• PROVIDED ENTRIES:
────────────────────────────────────────

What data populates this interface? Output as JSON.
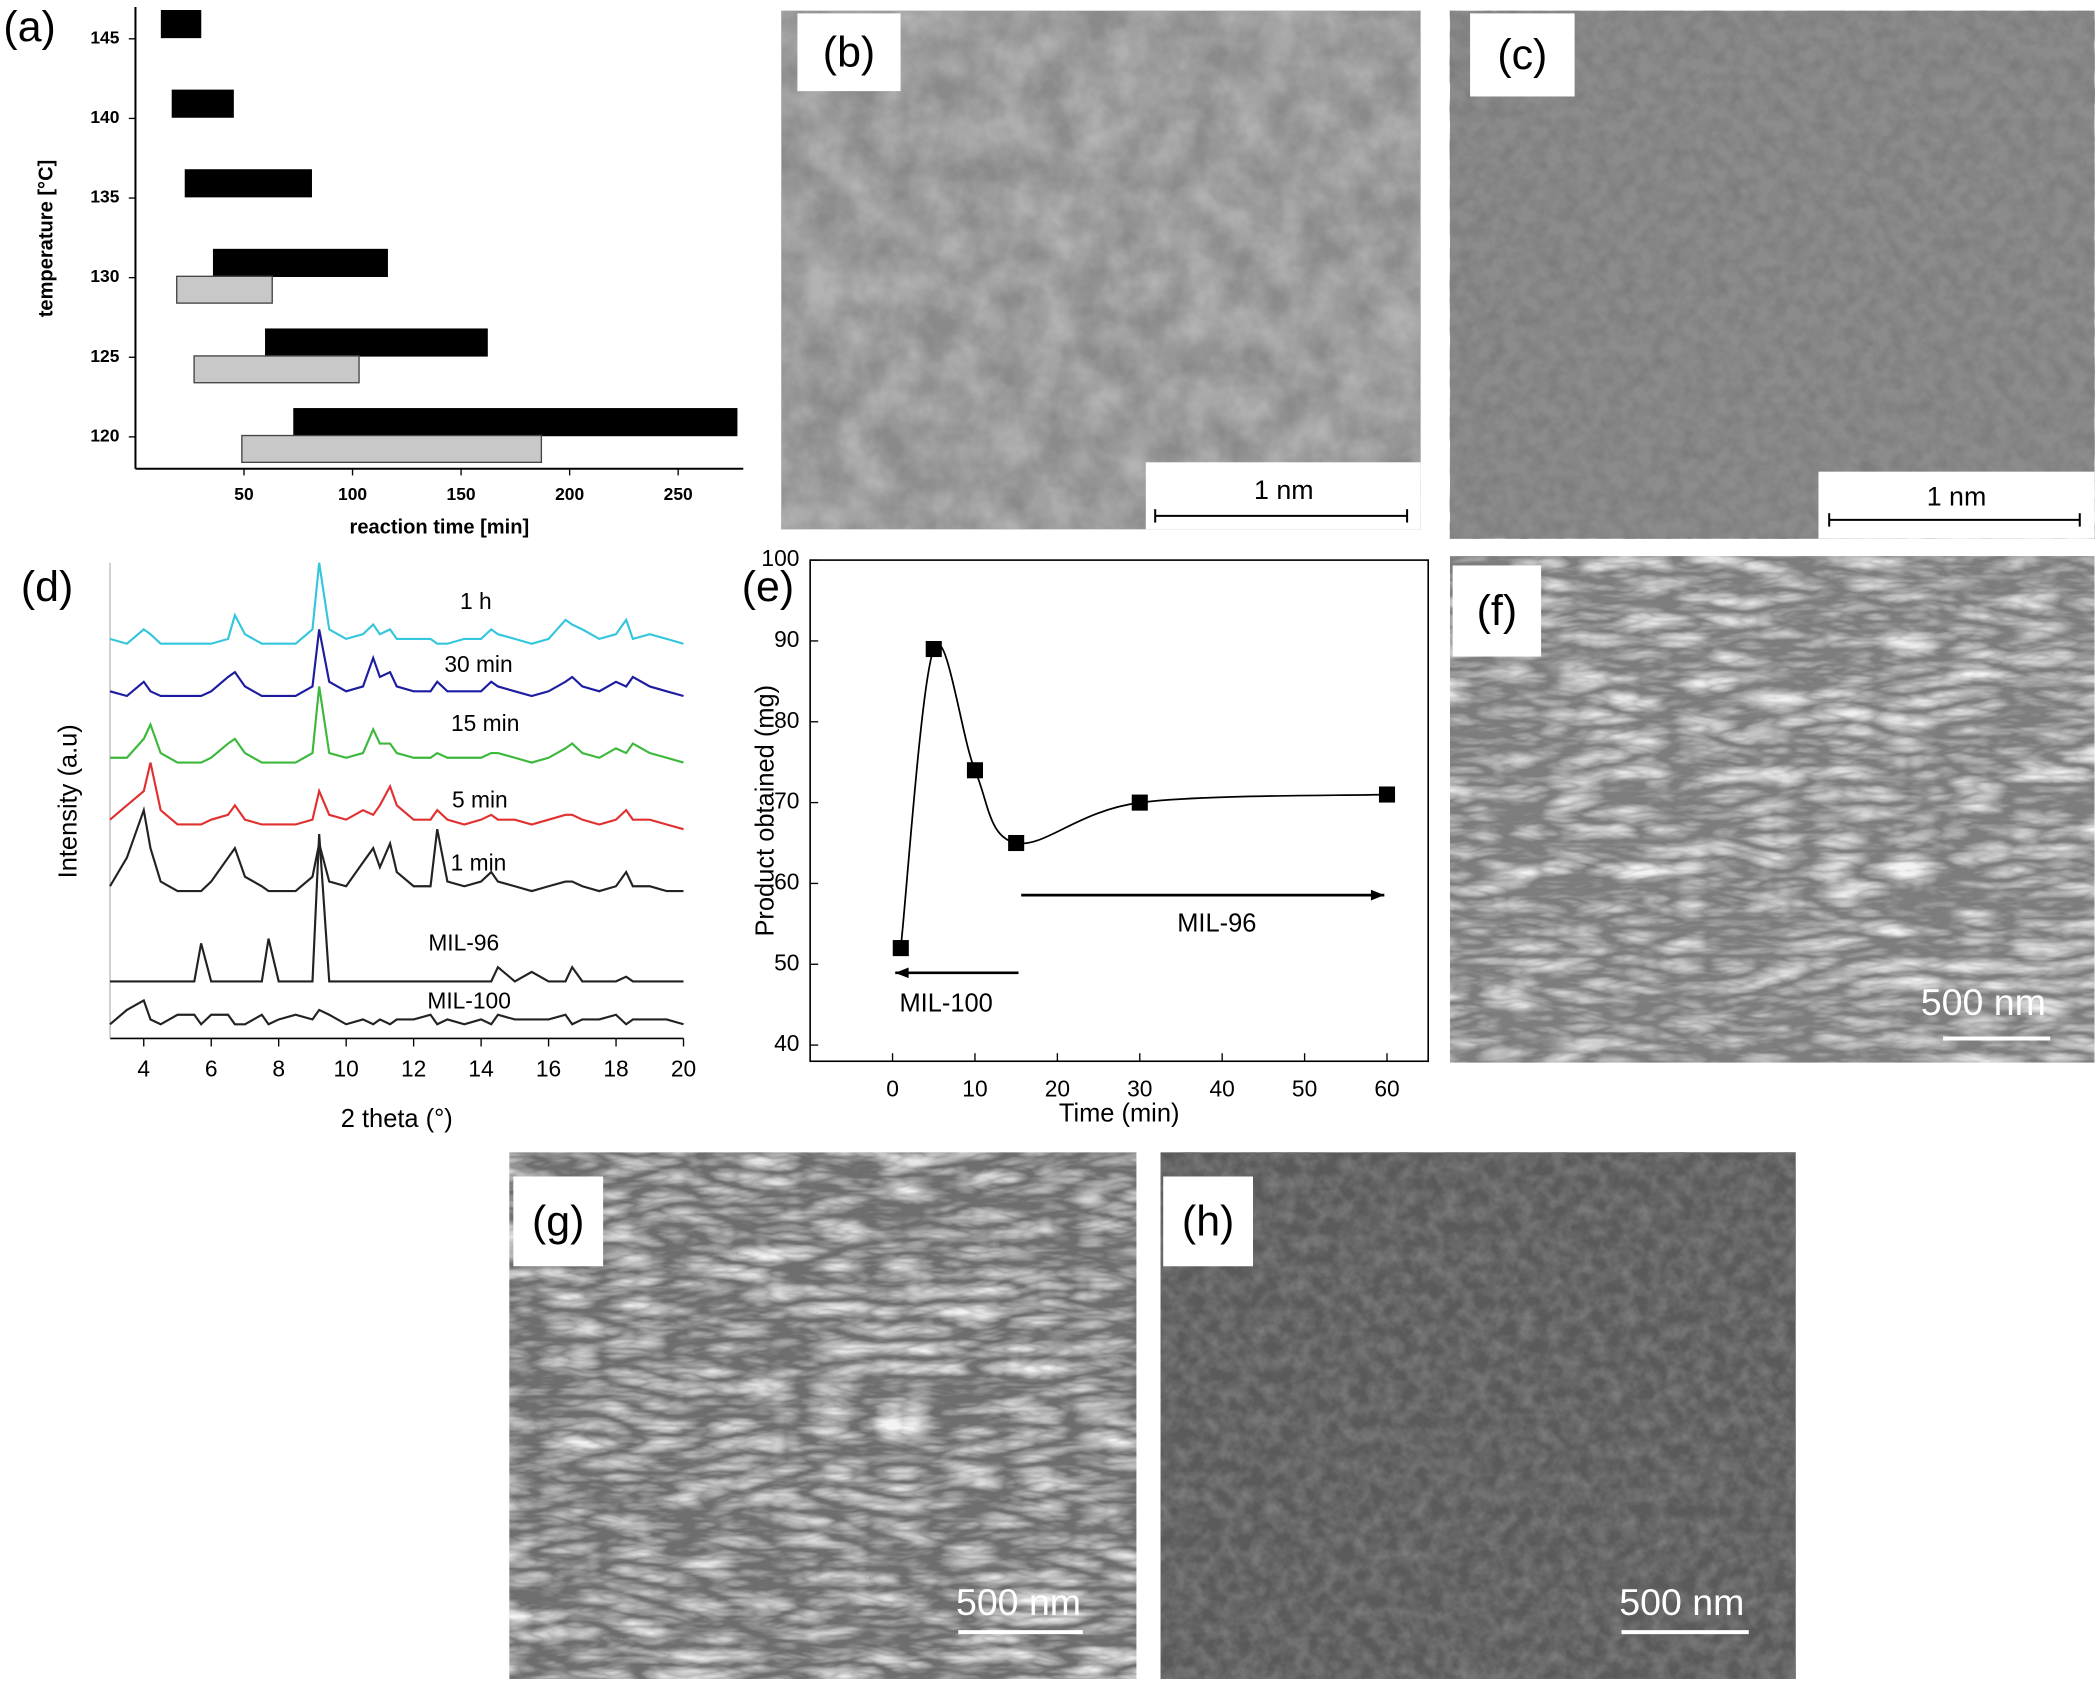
{
  "chart_data": [
    {
      "type": "bar",
      "panel_label": "(a)",
      "orientation": "horizontal",
      "xlabel": "reaction time [min]",
      "ylabel": "temperature [°C]",
      "xlim": [
        0,
        280
      ],
      "ylim": [
        118,
        147
      ],
      "xticks": [
        50,
        100,
        150,
        200,
        250
      ],
      "yticks": [
        120,
        125,
        130,
        135,
        140,
        145
      ],
      "series": [
        {
          "color": "#000000",
          "y": [
            145,
            140,
            135,
            130,
            125,
            120
          ],
          "start": [
            12,
            17,
            23,
            36,
            60,
            73
          ],
          "end": [
            30,
            45,
            81,
            116,
            162,
            277
          ]
        },
        {
          "color": "#c8c8c8",
          "y": [
            130,
            125,
            120
          ],
          "start": [
            19,
            27,
            49
          ],
          "end": [
            63,
            103,
            187
          ]
        }
      ]
    },
    {
      "type": "line",
      "panel_label": "(d)",
      "xlabel": "2 theta (°)",
      "ylabel": "Intensity (a.u)",
      "xlim": [
        3,
        20
      ],
      "ylim": [
        0,
        100
      ],
      "xticks": [
        4,
        6,
        8,
        10,
        12,
        14,
        16,
        18,
        20
      ],
      "x": [
        3,
        3.5,
        4,
        4.2,
        4.5,
        5,
        5.5,
        5.7,
        6,
        6.5,
        6.7,
        7,
        7.5,
        7.7,
        8,
        8.5,
        9,
        9.2,
        9.5,
        10,
        10.5,
        10.8,
        11,
        11.3,
        11.5,
        12,
        12.5,
        12.7,
        13,
        13.5,
        14,
        14.3,
        14.5,
        15,
        15.5,
        16,
        16.5,
        16.7,
        17,
        17.5,
        18,
        18.3,
        18.5,
        19,
        19.5,
        20
      ],
      "series": [
        {
          "name": "1 h",
          "color": "#33c6dd",
          "values": [
            84,
            83,
            86,
            85,
            83,
            83,
            83,
            83,
            83,
            84,
            89,
            85,
            83,
            83,
            83,
            83,
            86,
            100,
            86,
            84,
            85,
            87,
            85,
            86,
            84,
            84,
            84,
            83,
            83,
            84,
            84,
            86,
            85,
            84,
            83,
            84,
            88,
            87,
            86,
            84,
            85,
            88,
            84,
            85,
            84,
            83
          ]
        },
        {
          "name": "30 min",
          "color": "#1c1ca0",
          "values": [
            73,
            72,
            75,
            73,
            72,
            72,
            72,
            72,
            73,
            76,
            77,
            74,
            72,
            72,
            72,
            72,
            74,
            86,
            75,
            73,
            74,
            80,
            76,
            77,
            74,
            73,
            73,
            75,
            73,
            73,
            73,
            75,
            74,
            73,
            72,
            73,
            75,
            76,
            74,
            73,
            75,
            74,
            76,
            74,
            73,
            72
          ]
        },
        {
          "name": "15 min",
          "color": "#3cb83c",
          "values": [
            59,
            59,
            63,
            66,
            60,
            58,
            58,
            58,
            59,
            62,
            63,
            60,
            58,
            58,
            58,
            58,
            60,
            74,
            60,
            59,
            60,
            65,
            62,
            62,
            60,
            59,
            59,
            60,
            59,
            59,
            59,
            60,
            60,
            59,
            58,
            59,
            61,
            62,
            60,
            59,
            61,
            60,
            62,
            60,
            59,
            58
          ]
        },
        {
          "name": "5 min",
          "color": "#e03030",
          "values": [
            46,
            49,
            52,
            58,
            48,
            45,
            45,
            45,
            46,
            47,
            49,
            46,
            45,
            45,
            45,
            45,
            46,
            52,
            47,
            46,
            48,
            47,
            49,
            53,
            49,
            46,
            46,
            48,
            46,
            45,
            46,
            47,
            46,
            46,
            45,
            46,
            47,
            47,
            46,
            45,
            46,
            48,
            46,
            46,
            45,
            44
          ]
        },
        {
          "name": "1 min",
          "color": "#222222",
          "values": [
            32,
            38,
            48,
            40,
            33,
            31,
            31,
            31,
            33,
            38,
            40,
            34,
            32,
            31,
            31,
            31,
            34,
            41,
            33,
            32,
            37,
            40,
            36,
            41,
            35,
            32,
            32,
            44,
            33,
            32,
            33,
            35,
            33,
            32,
            31,
            32,
            33,
            33,
            32,
            31,
            32,
            35,
            32,
            32,
            31,
            31
          ]
        },
        {
          "name": "MIL-96",
          "color": "#222222",
          "values": [
            12,
            12,
            12,
            12,
            12,
            12,
            12,
            20,
            12,
            12,
            12,
            12,
            12,
            21,
            12,
            12,
            12,
            43,
            12,
            12,
            12,
            12,
            12,
            12,
            12,
            12,
            12,
            12,
            12,
            12,
            12,
            12,
            15,
            12,
            14,
            12,
            12,
            15,
            12,
            12,
            12,
            13,
            12,
            12,
            12,
            12
          ]
        },
        {
          "name": "MIL-100",
          "color": "#222222",
          "values": [
            3,
            6,
            8,
            4,
            3,
            5,
            5,
            3,
            5,
            5,
            3,
            3,
            5,
            3,
            4,
            5,
            4,
            6,
            5,
            3,
            4,
            3,
            4,
            3,
            4,
            4,
            5,
            3,
            4,
            3,
            4,
            3,
            5,
            4,
            4,
            4,
            5,
            3,
            4,
            4,
            5,
            3,
            4,
            4,
            4,
            3
          ]
        }
      ]
    },
    {
      "type": "scatter",
      "panel_label": "(e)",
      "xlabel": "Time (min)",
      "ylabel": "Product obtained (mg)",
      "x": [
        1,
        5,
        10,
        15,
        30,
        60
      ],
      "values": [
        52,
        89,
        74,
        65,
        70,
        71
      ],
      "color": "#000000",
      "xlim": [
        -10,
        65
      ],
      "ylim": [
        38,
        100
      ],
      "xticks": [
        0,
        10,
        20,
        30,
        40,
        50,
        60
      ],
      "yticks": [
        40,
        50,
        60,
        70,
        80,
        90,
        100
      ],
      "annotations": [
        "MIL-100",
        "MIL-96"
      ]
    }
  ],
  "images": [
    {
      "label": "(b)",
      "scale_bar": "1 nm"
    },
    {
      "label": "(c)",
      "scale_bar": "1 nm"
    },
    {
      "label": "(f)",
      "scale_bar": "500 nm"
    },
    {
      "label": "(g)",
      "scale_bar": "500 nm"
    },
    {
      "label": "(h)",
      "scale_bar": "500 nm"
    }
  ]
}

────────────────────────────────────────

• WHAT TO DO: Go through the entries above and count the lines containing the word "name"; give only that count.

• RIGHT ANSWER: 7